**Goal of the exercise**
Carry on the review of The Purge: Election Year from the point where it stops.
(Text segment begins)
And now we have The Purge: Election Year. Set a few years after the previous entry, Election Year follows the further adventures of Leo Barnes and digs deeper into the America which has developed as a result of the purge. Barnes has taken a job as the head of security for Senator Charlie Roan (Elizabeth Mitchell). Roan lost her entire family on purge night 20 years prior and has since devoted her life to helping America reclaim its soul. She wants to end the purge, and the group who created it, The New Founding Fathers, are feeling threatened by her grassroots presidential campaign. The NFFA, as they are known, are not only tied to the current presidential administration, but have also bonded with powerful religious entities. This and the fact that they are named after a group of historical activists lends the obvious comparison to our world’s Tea Party, and its connection to the religious right.

But the real world comparisons don’t stop there. The extended cast consists mostly of blue-collar people of color. There’s Joe (Mykelti Williamson), a deli owner/community supporter who has just lost his “purge insurance” to unfairly spiked rates. He and his business partner Marcos (Joseph Julian Sora) are camping out on the roof of the deli to protect it from looters. Meanwhile, former gangbanger Laney (Betty Gabriel) is seeking personal redemption by cruising the streets in an armored vehicle to offer medical aid to the injured. These stories provide not just added plot and a bigger body count, but a further exploration of how an event like the purge, by nature, affects the economically disadvantaged to a much larger degree than it does those of wealth. Yes, it’s hammy commentary yet again, but it works.
(Text segment ends)
(Raw data begins)
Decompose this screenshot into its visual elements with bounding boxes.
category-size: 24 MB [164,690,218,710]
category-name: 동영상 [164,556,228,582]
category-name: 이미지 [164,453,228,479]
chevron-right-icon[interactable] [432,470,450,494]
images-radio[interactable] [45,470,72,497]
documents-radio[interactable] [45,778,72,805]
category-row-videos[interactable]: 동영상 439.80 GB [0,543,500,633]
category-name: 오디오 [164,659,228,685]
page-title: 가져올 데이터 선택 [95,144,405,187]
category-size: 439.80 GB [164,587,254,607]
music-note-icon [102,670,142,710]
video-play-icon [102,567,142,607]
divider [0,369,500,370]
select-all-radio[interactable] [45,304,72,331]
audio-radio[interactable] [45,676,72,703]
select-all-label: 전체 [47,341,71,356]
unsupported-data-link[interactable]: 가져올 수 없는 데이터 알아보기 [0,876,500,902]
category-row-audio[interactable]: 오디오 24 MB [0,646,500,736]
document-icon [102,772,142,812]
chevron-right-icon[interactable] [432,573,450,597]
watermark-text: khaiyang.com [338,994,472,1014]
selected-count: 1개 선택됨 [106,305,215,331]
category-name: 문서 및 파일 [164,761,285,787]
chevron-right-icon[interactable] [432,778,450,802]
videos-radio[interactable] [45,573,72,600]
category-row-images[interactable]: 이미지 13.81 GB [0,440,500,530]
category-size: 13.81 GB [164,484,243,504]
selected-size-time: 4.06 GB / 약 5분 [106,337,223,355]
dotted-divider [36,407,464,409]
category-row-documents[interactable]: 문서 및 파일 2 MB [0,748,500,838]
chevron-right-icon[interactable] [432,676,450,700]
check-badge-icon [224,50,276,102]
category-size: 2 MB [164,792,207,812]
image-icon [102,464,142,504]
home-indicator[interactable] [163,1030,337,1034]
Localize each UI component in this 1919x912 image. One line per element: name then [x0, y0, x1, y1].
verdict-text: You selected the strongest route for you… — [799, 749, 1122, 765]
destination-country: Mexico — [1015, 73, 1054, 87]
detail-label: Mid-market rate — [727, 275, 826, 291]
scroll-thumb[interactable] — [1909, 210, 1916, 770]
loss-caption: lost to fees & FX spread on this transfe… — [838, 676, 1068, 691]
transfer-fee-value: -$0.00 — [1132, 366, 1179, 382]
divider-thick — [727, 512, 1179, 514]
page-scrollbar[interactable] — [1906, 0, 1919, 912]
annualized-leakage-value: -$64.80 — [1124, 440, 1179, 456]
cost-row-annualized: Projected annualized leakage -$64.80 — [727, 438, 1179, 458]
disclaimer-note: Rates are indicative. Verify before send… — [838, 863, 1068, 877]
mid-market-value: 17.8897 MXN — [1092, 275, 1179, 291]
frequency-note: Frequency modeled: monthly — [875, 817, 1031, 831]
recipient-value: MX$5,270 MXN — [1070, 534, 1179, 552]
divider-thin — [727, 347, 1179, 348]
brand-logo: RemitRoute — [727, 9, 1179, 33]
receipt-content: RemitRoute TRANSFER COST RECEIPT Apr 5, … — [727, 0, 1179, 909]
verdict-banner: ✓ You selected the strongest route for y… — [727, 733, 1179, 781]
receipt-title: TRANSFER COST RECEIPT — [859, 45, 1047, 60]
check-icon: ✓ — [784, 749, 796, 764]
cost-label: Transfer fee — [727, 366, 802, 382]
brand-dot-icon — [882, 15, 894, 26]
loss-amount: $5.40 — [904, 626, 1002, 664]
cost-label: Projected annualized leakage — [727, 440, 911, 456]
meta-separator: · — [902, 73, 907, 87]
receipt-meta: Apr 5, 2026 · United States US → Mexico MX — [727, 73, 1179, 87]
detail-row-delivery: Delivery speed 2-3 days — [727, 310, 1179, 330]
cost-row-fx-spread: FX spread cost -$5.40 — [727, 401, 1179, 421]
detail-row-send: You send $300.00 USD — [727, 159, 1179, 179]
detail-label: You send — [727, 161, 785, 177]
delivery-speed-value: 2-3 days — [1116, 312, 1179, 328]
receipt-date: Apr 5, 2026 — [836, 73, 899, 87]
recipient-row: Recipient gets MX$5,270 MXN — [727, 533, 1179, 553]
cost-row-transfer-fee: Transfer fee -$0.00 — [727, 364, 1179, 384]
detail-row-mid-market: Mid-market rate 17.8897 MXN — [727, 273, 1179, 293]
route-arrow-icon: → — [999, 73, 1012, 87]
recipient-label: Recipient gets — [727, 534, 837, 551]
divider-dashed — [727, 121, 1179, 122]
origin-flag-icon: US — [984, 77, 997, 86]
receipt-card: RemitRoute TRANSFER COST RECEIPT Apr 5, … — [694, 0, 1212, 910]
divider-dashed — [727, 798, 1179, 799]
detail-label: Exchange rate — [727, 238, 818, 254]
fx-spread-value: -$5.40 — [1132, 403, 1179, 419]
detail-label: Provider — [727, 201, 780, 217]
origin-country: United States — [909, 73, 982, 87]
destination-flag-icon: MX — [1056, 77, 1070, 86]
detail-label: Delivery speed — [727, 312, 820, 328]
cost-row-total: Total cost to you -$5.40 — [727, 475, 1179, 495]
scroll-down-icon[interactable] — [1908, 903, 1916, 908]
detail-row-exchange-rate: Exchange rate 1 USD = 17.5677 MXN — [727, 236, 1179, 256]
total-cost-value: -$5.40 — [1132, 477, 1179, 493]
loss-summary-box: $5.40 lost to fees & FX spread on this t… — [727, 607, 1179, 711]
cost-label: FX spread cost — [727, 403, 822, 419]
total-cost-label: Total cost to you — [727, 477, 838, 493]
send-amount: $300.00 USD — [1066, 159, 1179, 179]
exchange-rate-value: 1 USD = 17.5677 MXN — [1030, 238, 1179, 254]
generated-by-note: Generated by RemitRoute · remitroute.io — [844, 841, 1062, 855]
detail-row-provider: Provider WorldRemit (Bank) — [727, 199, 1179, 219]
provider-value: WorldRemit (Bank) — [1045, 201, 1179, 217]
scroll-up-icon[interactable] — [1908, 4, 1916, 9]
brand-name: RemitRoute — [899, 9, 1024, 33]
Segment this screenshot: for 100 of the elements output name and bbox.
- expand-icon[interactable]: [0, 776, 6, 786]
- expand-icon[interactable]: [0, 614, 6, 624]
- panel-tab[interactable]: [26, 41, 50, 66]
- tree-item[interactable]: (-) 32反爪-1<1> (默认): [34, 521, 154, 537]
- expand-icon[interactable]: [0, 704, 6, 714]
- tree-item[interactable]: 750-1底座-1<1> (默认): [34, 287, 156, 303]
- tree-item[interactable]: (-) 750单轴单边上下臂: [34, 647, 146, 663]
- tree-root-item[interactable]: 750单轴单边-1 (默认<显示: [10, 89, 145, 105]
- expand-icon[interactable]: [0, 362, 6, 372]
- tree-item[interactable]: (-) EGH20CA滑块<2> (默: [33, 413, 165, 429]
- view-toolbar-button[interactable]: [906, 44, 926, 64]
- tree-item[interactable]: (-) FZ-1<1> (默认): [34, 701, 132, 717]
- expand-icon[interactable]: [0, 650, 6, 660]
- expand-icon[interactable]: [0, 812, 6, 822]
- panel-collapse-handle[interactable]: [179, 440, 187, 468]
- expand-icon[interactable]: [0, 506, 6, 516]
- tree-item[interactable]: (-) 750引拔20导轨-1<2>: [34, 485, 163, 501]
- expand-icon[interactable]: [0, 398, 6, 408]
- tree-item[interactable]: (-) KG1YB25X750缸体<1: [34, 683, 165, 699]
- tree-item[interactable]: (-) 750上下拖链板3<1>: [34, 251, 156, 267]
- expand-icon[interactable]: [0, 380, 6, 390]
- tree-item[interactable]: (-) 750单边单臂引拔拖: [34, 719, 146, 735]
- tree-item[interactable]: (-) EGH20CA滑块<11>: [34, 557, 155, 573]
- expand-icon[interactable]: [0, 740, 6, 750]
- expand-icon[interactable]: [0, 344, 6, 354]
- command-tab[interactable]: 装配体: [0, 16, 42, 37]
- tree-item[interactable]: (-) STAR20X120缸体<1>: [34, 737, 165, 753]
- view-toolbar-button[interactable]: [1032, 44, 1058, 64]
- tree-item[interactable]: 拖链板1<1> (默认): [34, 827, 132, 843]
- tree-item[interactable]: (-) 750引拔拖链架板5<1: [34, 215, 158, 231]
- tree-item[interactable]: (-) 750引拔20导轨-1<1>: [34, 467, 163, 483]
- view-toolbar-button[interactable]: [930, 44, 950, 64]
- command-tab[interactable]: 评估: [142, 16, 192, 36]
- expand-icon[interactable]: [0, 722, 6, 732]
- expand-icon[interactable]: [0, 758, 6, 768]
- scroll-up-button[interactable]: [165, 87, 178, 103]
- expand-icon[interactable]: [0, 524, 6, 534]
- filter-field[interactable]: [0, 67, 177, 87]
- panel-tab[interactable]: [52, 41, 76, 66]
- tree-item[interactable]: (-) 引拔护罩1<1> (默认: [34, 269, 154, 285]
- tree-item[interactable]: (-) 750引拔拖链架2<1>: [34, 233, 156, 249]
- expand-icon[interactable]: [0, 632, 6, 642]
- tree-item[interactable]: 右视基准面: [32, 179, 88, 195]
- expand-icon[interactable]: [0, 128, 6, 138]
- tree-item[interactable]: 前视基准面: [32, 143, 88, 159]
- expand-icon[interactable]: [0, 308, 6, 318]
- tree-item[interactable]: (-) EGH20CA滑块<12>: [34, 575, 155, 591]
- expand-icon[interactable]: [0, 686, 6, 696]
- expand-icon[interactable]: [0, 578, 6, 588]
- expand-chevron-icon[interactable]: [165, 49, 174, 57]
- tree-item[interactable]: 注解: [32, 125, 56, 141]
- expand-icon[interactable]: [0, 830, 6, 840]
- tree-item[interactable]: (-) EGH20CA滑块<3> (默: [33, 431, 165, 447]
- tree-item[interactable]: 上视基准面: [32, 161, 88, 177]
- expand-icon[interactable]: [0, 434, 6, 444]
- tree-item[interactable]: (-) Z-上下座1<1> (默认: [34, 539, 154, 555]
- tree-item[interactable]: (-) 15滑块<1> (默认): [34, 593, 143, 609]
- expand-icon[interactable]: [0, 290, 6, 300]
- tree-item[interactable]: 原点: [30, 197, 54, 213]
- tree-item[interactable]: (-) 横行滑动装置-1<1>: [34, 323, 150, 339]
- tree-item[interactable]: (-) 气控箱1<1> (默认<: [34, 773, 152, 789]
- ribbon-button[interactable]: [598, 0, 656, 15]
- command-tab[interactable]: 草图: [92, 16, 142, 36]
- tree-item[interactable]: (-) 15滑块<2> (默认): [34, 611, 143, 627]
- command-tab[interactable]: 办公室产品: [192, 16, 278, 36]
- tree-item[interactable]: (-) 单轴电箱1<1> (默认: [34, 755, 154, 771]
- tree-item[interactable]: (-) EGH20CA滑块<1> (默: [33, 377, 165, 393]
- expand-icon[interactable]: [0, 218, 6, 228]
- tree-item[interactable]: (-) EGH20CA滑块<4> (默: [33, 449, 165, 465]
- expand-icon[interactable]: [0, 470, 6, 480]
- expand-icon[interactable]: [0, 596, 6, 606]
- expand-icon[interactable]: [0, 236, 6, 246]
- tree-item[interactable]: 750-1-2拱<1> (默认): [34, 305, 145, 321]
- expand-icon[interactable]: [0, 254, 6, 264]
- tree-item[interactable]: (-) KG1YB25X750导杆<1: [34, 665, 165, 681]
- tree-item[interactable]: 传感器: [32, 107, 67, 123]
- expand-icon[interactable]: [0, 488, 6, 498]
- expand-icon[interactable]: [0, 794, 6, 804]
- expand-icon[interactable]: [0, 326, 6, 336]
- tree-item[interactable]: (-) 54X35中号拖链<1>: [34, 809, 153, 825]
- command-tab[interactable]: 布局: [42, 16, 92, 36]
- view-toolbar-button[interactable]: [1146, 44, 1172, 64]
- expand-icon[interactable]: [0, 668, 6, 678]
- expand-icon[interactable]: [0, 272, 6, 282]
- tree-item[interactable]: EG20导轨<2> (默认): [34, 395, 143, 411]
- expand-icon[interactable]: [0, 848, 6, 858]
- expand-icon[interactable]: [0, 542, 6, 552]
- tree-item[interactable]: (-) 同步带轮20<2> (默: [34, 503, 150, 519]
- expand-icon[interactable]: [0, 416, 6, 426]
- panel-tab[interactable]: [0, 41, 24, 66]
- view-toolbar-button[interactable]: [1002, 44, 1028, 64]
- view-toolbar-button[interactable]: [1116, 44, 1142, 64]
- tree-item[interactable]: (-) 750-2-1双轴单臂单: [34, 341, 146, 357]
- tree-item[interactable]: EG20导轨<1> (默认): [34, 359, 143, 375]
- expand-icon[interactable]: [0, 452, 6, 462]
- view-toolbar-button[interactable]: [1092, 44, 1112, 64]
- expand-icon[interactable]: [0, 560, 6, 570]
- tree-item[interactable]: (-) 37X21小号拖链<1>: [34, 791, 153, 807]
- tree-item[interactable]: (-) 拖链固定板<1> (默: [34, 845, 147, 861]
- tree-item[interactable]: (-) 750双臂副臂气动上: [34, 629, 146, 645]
(Raw data ends)
**Response below**
When government hitmen attack Senator Roan all of the plot lines begin to intertwine, resulting in a citywide cat and mouse slasher adventure that doesn’t let up on tension. Not even a little. There are effective jump scares littered throughout as well as welcome moments of clever humor. Despite the sometimes silly dialogue, these characters are all considerably fleshed out – a commodity in the horror genre – and it’s easy to find oneself truly caring for them. A palpable sense of dread hangs over the entire film, and writer/director James DeMonaco effectively uses it to give life to a terrifying environment. Every moment feels exposed, as if something can go wrong in an instant, and it often does.

Gorehounds like myself will be disappointed in the lack of squibs for scenes that so desperately need them, but often the sheer brutality of what is happening on screen more than makes up for it. A lot of the violence is played for “vengeance humor” and it’s in these moments that the audience cheered and groaned appropriately, in keeping with the exploitation fashion. DeMonaco was the scribe behind the passable remake of Assault on Precinct 13, and the influence of John Carpenter is apparent from the get go. More on this shortly.

The Purge: Election Year bests its predecessors by bringing the commentary closer to the surface (having the fortune of being released in an election year certainly helps), and using the concept of the purge to pull the lens back even further on our culture. The Purge focused on just one family, and Anarchy focused on one town, but Election Yearfocuses on the entire country. It’s pretty ambitious for a film with a prime directive of delivering cheap thrills.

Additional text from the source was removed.